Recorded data
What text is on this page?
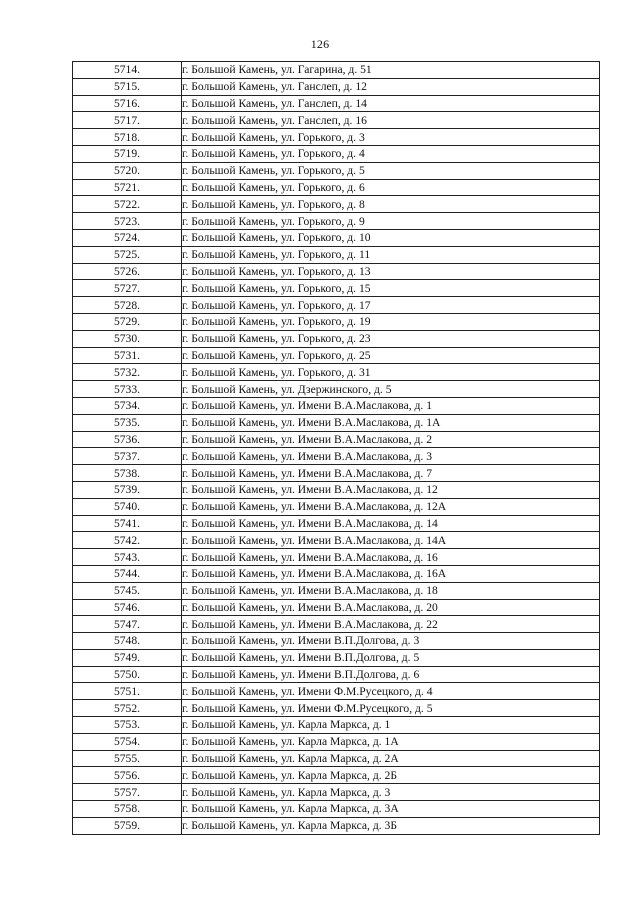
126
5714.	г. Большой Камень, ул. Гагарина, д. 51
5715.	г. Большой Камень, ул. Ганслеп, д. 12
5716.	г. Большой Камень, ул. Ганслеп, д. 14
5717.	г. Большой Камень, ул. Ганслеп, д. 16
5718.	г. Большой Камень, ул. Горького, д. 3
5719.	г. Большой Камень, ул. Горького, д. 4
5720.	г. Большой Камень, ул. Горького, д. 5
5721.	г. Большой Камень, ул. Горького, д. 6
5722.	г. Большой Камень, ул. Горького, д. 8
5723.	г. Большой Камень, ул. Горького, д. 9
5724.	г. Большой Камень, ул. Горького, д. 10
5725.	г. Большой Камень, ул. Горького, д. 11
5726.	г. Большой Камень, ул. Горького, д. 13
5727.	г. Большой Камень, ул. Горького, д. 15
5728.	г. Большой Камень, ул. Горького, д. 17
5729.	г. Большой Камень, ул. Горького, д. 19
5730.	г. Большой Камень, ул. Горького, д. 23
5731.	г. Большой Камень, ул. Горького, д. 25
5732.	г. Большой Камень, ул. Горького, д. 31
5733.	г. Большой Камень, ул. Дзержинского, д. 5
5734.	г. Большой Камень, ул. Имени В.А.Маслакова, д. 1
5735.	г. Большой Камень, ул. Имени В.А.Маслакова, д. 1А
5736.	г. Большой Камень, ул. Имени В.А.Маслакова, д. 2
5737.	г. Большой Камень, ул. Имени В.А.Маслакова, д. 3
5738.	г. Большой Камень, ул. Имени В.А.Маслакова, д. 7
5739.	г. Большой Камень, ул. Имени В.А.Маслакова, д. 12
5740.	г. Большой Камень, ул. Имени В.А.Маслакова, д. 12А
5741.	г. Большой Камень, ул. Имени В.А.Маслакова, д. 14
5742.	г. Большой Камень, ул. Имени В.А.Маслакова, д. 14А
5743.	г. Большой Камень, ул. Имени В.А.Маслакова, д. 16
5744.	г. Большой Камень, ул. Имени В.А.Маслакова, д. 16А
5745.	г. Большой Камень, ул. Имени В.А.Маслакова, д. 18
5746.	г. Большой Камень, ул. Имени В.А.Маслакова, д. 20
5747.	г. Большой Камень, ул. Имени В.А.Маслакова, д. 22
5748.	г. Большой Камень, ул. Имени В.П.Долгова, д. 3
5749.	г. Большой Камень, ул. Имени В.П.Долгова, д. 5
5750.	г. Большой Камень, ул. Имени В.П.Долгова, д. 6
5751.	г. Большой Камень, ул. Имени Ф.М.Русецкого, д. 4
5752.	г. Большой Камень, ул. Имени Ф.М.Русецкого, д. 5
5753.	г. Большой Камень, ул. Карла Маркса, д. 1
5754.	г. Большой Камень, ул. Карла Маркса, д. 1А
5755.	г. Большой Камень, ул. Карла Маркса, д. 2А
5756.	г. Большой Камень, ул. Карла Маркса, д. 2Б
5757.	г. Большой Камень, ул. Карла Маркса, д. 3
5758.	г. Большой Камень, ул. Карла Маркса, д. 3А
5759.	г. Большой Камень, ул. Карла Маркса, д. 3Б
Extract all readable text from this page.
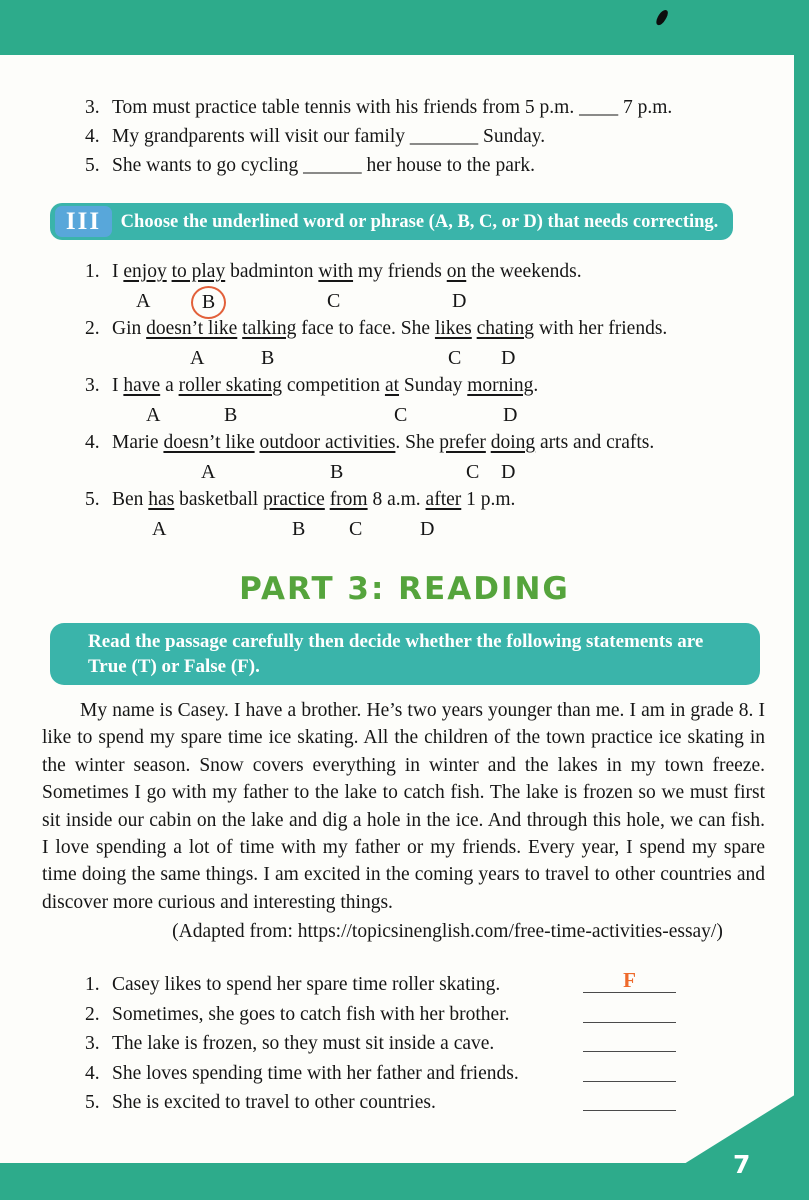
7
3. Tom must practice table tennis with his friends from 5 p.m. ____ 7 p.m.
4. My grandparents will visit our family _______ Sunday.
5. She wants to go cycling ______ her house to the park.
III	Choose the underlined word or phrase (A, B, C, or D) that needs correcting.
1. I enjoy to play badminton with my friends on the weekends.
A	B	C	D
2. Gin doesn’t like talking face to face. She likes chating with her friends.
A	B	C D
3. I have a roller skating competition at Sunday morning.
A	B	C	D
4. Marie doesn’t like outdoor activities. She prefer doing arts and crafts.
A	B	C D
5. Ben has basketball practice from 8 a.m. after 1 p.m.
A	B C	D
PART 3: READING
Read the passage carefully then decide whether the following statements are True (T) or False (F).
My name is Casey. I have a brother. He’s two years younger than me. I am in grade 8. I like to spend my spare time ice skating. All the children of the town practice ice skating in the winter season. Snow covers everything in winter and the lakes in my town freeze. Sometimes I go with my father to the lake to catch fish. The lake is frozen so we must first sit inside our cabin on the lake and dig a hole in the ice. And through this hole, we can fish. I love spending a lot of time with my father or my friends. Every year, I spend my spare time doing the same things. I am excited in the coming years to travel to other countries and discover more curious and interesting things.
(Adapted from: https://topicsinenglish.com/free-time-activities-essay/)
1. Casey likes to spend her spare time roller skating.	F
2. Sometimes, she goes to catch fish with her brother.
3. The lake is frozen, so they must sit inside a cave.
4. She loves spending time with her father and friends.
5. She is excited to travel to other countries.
--
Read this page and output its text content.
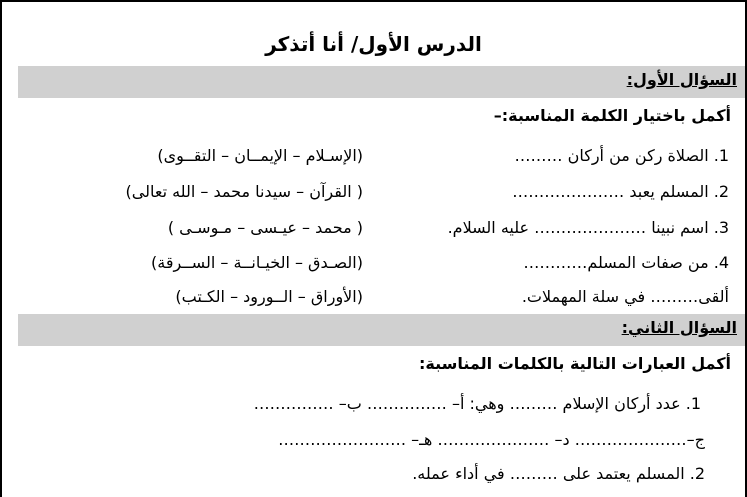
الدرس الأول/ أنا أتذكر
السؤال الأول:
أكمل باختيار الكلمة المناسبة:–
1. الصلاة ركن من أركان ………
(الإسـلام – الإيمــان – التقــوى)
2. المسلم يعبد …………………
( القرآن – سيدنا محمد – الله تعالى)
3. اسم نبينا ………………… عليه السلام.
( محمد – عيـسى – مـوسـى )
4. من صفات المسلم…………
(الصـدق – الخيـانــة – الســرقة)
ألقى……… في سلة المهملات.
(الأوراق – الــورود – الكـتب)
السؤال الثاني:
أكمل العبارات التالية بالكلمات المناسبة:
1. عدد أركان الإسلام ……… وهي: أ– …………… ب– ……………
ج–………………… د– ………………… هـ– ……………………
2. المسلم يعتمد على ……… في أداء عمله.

__EXERCISE BRIEF__.
Copy the lines from the entries above in which the word "fish" appears.

__TASK SOLUTION__.
My name is Casey. I have a brother. He’s two years younger than me. I am in grade 8. I like to spend my spare time ice skating. All the children of the town practice ice skating in the winter season. Snow covers everything in winter and the lakes in my town freeze. Sometimes I go with my father to the lake to catch fish. The lake is frozen so we must first sit inside our cabin on the lake and dig a hole in the ice. And through this hole, we can fish. I love spending a lot of time with my father or my friends. Every year, I spend my spare time doing the same things. I am excited in the coming years to travel to other countries and discover more curious and interesting things.
2. Sometimes, she goes to catch fish with her brother.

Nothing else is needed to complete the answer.